■ WORK TO BE COMPLETED
Translate this sentence from the forum discussion about AI surrender into Spanish: "I agree with Vezzra that Influence, once implemented, should at least be a very significant part of the decision."

■ TEXT SHOWN
^^^^^^^^
Vezzra wrote:IMO surrendering to the enemy that conquered the last colony is somewhat problematic. This might, in situations where several empires conquer another one, encourage tactics where everyone tries to isolate one small colony within the portion they conquered, and only finally conquers it once they think all the other empires have wiped out the rest.

Leading to a situation where everyone waits on everyone else. Doesn't sound like fun.

The best approach IMO is the one taking influence into account. However, until that's implemented, how about surrendering to the enemy that took the most colonies (maybe within the last 10-20 turns)?
I agree with Vezzra that Influence, once implemented, should at least be a very significant part of the decision. In the meantime, his proposal to surrender to the enemy that captured the most colonies in the past 10-20 turns sounds totally fine to me.

What say ye?
If I provided any code, scripts or other content here, it's released under GPL 2.0 and CC-BY-SA 3.0

User avatar
Oberlus
Cosmic Dragon
Posts: 5715
Joined: Mon Apr 10, 2017 4:25 pm

Re: AI Surrender issues

#2 Post by Oberlus »

For now (until FO 0.5) I would do it just random, or anything very very KISS.

To whom the AI surrendered its last ships (and colonies) in GalCiv2 was, IIRC, very elegant and fun for the game: it depended on the personality of the species surrendering and its relations with the remaining species/empires. Thus, a warring species that praise strength in combat, whom you have been tormenting the whole game mercyless, could in the end decide to give you all their remaining assets and nothing to other, more pleasant neighbours even being those in an alliance with the defeated empire. And the opposite could happen too, so that you bring down to its knees an empire and in the last moment it gives all its assets to the empire/s that has better chances against you, just because the people of that defeated empire hate your guts.
As commented by Vezzra, this kind of decision made by an AI will require the influence mechanics and its expected empires/species relationships.

If plain random is too shabby for you:
- Considering a little locational info: Random among the empires with colonies nearby (<N hops).
^^^^^^^^
■ SUPPLIED INFORMATION
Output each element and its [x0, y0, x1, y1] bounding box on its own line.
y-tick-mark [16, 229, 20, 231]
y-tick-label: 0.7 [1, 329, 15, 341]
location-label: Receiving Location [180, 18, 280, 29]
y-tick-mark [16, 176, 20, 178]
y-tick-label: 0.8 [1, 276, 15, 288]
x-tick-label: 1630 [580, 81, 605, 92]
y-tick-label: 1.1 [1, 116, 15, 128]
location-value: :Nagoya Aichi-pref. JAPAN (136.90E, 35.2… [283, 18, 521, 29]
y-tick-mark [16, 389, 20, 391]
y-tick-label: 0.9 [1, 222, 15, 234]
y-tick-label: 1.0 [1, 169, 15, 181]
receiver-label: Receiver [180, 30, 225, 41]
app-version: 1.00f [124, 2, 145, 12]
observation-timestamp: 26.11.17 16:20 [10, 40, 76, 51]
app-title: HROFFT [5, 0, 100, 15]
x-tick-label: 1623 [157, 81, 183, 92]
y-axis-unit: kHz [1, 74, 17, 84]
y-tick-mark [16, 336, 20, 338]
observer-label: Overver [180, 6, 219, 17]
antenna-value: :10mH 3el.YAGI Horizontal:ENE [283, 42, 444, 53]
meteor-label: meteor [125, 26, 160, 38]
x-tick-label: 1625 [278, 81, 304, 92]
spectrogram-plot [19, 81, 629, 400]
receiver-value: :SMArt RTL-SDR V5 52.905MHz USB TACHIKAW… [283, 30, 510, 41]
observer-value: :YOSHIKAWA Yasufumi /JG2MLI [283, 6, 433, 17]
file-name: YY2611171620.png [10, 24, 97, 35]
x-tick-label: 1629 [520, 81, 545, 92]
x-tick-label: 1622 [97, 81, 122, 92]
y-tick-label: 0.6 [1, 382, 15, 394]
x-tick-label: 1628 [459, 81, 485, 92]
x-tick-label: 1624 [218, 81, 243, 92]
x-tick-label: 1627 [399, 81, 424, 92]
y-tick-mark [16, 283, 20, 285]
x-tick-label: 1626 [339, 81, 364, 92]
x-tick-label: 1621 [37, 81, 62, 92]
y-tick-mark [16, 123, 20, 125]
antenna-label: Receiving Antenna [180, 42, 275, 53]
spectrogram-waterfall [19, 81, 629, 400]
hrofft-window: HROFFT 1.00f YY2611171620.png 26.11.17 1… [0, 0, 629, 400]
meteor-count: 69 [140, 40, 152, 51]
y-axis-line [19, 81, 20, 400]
^^^^^^^^
■ IN RESPONSE
Estoy de acuerdo con Vezzra en que la Influencia, una vez implementada, debería ser al menos una parte muy significativa de la decisión.